## BEGIN Exercise inputs

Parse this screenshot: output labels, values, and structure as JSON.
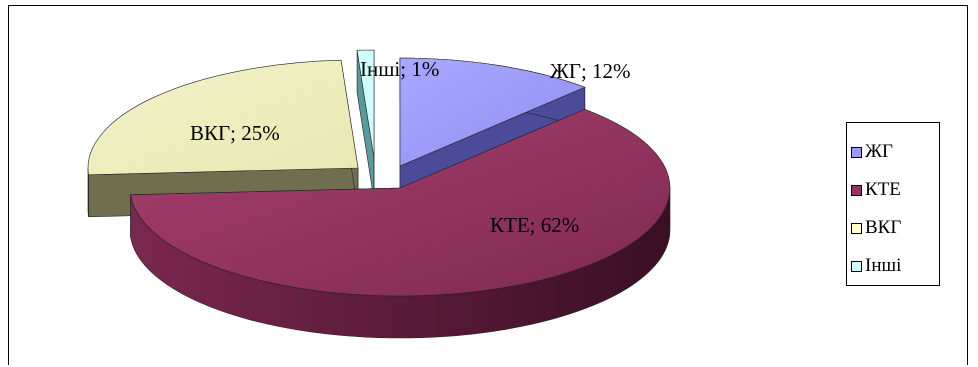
{
  "chart_data": {
    "type": "pie",
    "style": "3d-exploded",
    "categories": [
      "ЖГ",
      "КТЕ",
      "ВКГ",
      "Інші"
    ],
    "values": [
      12,
      62,
      25,
      1
    ],
    "unit": "%",
    "data_labels": [
      "ЖГ; 12%",
      "КТЕ; 62%",
      "ВКГ; 25%",
      "Інші; 1%"
    ],
    "colors": {
      "ЖГ": "#9999ff",
      "КТЕ": "#993366",
      "ВКГ": "#ffffcc",
      "Інші": "#ccffff"
    },
    "title": "",
    "legend": {
      "position": "right",
      "entries": [
        "ЖГ",
        "КТЕ",
        "ВКГ",
        "Інші"
      ]
    }
  }
}
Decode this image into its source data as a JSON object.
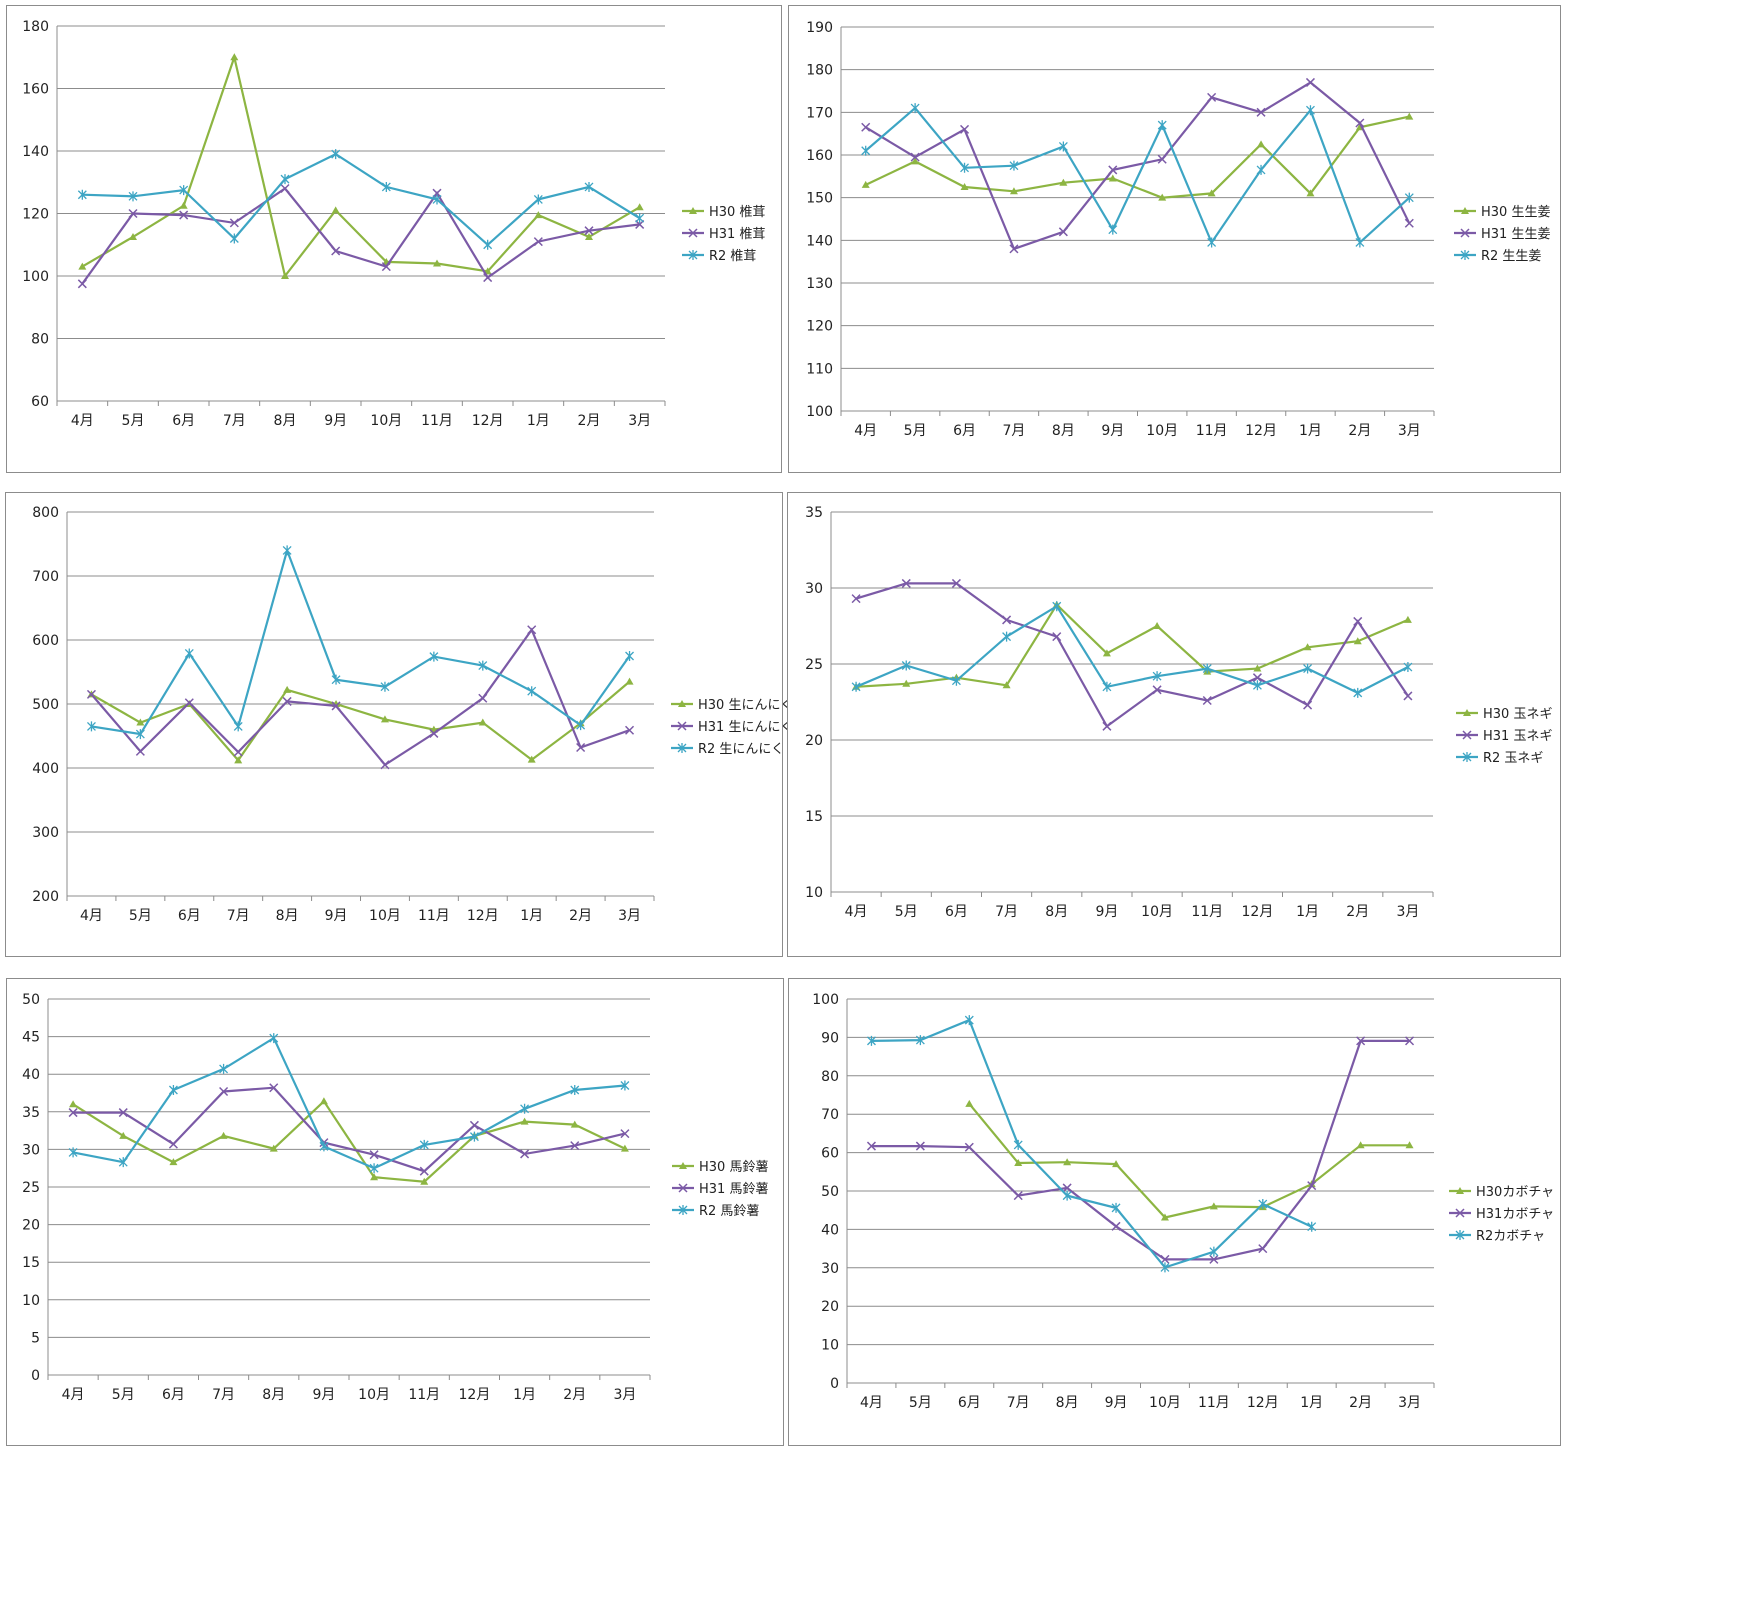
{
  "chart_data": [
    {
      "type": "line",
      "categories": [
        "4月",
        "5月",
        "6月",
        "7月",
        "8月",
        "9月",
        "10月",
        "11月",
        "12月",
        "1月",
        "2月",
        "3月"
      ],
      "ylim": [
        60,
        180
      ],
      "ystep": 20,
      "grid": true,
      "legend": "right",
      "series": [
        {
          "name": "H30 椎茸",
          "color": "#8db542",
          "marker": "triangle",
          "values": [
            103,
            112.5,
            122.5,
            170,
            100,
            121,
            104.5,
            104,
            101.5,
            119.5,
            112.5,
            122
          ]
        },
        {
          "name": "H31 椎茸",
          "color": "#7b5aa6",
          "marker": "x",
          "values": [
            97.5,
            120,
            119.5,
            117,
            128,
            108,
            103,
            126.5,
            99.5,
            111,
            114.5,
            116.5
          ]
        },
        {
          "name": "R2 椎茸",
          "color": "#3da5c4",
          "marker": "star",
          "values": [
            126,
            125.5,
            127.5,
            112,
            131,
            139,
            128.5,
            124.5,
            110,
            124.5,
            128.5,
            118.5
          ]
        }
      ]
    },
    {
      "type": "line",
      "categories": [
        "4月",
        "5月",
        "6月",
        "7月",
        "8月",
        "9月",
        "10月",
        "11月",
        "12月",
        "1月",
        "2月",
        "3月"
      ],
      "ylim": [
        100,
        190
      ],
      "ystep": 10,
      "grid": true,
      "legend": "right",
      "series": [
        {
          "name": "H30 生生姜",
          "color": "#8db542",
          "marker": "triangle",
          "values": [
            153,
            158.5,
            152.5,
            151.5,
            153.5,
            154.5,
            150,
            151,
            162.5,
            151,
            166.5,
            169
          ]
        },
        {
          "name": "H31 生生姜",
          "color": "#7b5aa6",
          "marker": "x",
          "values": [
            166.5,
            159.5,
            166,
            138,
            142,
            156.5,
            159,
            173.5,
            170,
            177,
            167.5,
            144
          ]
        },
        {
          "name": "R2 生生姜",
          "color": "#3da5c4",
          "marker": "star",
          "values": [
            161,
            171,
            157,
            157.5,
            162,
            142.5,
            167,
            139.5,
            156.5,
            170.5,
            139.5,
            150
          ]
        }
      ]
    },
    {
      "type": "line",
      "categories": [
        "4月",
        "5月",
        "6月",
        "7月",
        "8月",
        "9月",
        "10月",
        "11月",
        "12月",
        "1月",
        "2月",
        "3月"
      ],
      "ylim": [
        200,
        800
      ],
      "ystep": 100,
      "grid": true,
      "legend": "right",
      "series": [
        {
          "name": "H30 生にんにく",
          "color": "#8db542",
          "marker": "triangle",
          "values": [
            515,
            471,
            500,
            412,
            522,
            500,
            476,
            460,
            471,
            413,
            470,
            535
          ]
        },
        {
          "name": "H31 生にんにく",
          "color": "#7b5aa6",
          "marker": "x",
          "values": [
            515,
            426,
            502,
            425,
            504,
            497,
            405,
            454,
            509,
            616,
            432,
            459
          ]
        },
        {
          "name": "R2 生にんにく",
          "color": "#3da5c4",
          "marker": "star",
          "values": [
            465,
            453,
            579,
            465,
            740,
            538,
            527,
            574,
            560,
            520,
            467,
            575
          ]
        }
      ]
    },
    {
      "type": "line",
      "categories": [
        "4月",
        "5月",
        "6月",
        "7月",
        "8月",
        "9月",
        "10月",
        "11月",
        "12月",
        "1月",
        "2月",
        "3月"
      ],
      "ylim": [
        10,
        35
      ],
      "ystep": 5,
      "grid": true,
      "legend": "right",
      "series": [
        {
          "name": "H30 玉ネギ",
          "color": "#8db542",
          "marker": "triangle",
          "values": [
            23.5,
            23.7,
            24.1,
            23.6,
            28.9,
            25.7,
            27.5,
            24.5,
            24.7,
            26.1,
            26.5,
            27.9
          ]
        },
        {
          "name": "H31 玉ネギ",
          "color": "#7b5aa6",
          "marker": "x",
          "values": [
            29.3,
            30.3,
            30.3,
            27.9,
            26.8,
            20.9,
            23.3,
            22.6,
            24.1,
            22.3,
            27.8,
            22.9
          ]
        },
        {
          "name": "R2 玉ネギ",
          "color": "#3da5c4",
          "marker": "star",
          "values": [
            23.5,
            24.9,
            23.9,
            26.8,
            28.8,
            23.5,
            24.2,
            24.7,
            23.6,
            24.7,
            23.1,
            24.8
          ]
        }
      ]
    },
    {
      "type": "line",
      "categories": [
        "4月",
        "5月",
        "6月",
        "7月",
        "8月",
        "9月",
        "10月",
        "11月",
        "12月",
        "1月",
        "2月",
        "3月"
      ],
      "ylim": [
        0,
        50
      ],
      "ystep": 5,
      "grid": true,
      "legend": "right",
      "series": [
        {
          "name": "H30 馬鈴薯",
          "color": "#8db542",
          "marker": "triangle",
          "values": [
            36,
            31.8,
            28.3,
            31.8,
            30.1,
            36.4,
            26.3,
            25.7,
            31.8,
            33.7,
            33.3,
            30.1
          ]
        },
        {
          "name": "H31 馬鈴薯",
          "color": "#7b5aa6",
          "marker": "x",
          "values": [
            34.9,
            34.9,
            30.7,
            37.7,
            38.2,
            30.9,
            29.3,
            27.1,
            33.2,
            29.4,
            30.5,
            32.1
          ]
        },
        {
          "name": "R2 馬鈴薯",
          "color": "#3da5c4",
          "marker": "star",
          "values": [
            29.6,
            28.3,
            37.9,
            40.7,
            44.8,
            30.4,
            27.5,
            30.6,
            31.7,
            35.4,
            37.9,
            38.5
          ]
        }
      ]
    },
    {
      "type": "line",
      "categories": [
        "4月",
        "5月",
        "6月",
        "7月",
        "8月",
        "9月",
        "10月",
        "11月",
        "12月",
        "1月",
        "2月",
        "3月"
      ],
      "ylim": [
        0,
        100
      ],
      "ystep": 10,
      "grid": true,
      "legend": "right",
      "series": [
        {
          "name": "H30カボチャ",
          "color": "#8db542",
          "marker": "triangle",
          "values": [
            null,
            null,
            72.7,
            57.3,
            57.5,
            57,
            43.1,
            46,
            45.8,
            51.8,
            61.9,
            61.9
          ]
        },
        {
          "name": "H31カボチャ",
          "color": "#7b5aa6",
          "marker": "x",
          "values": [
            61.7,
            61.7,
            61.4,
            48.8,
            50.8,
            40.8,
            32.2,
            32.2,
            35,
            51.4,
            89.1,
            89.1
          ]
        },
        {
          "name": "R2カボチャ",
          "color": "#3da5c4",
          "marker": "star",
          "values": [
            89.1,
            89.3,
            94.5,
            62,
            48.8,
            45.6,
            30.1,
            34.2,
            46.6,
            40.7,
            null,
            null
          ]
        }
      ]
    }
  ]
}
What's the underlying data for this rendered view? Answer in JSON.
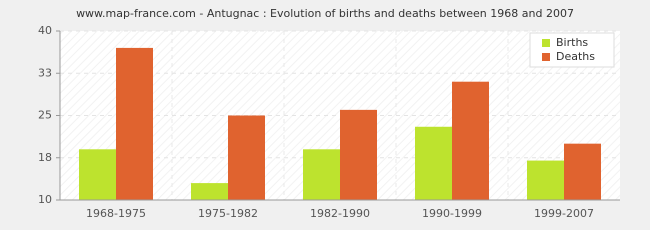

## END Exercise inputs

* Written task
Copy every line above that includes the string "this".

* Result of the task
Parse this screenshot: output labels, values, and structure as JSON.
Decode this image into its source data as a JSON object.
What's the underlying data for this rendered view? Answer in JSON.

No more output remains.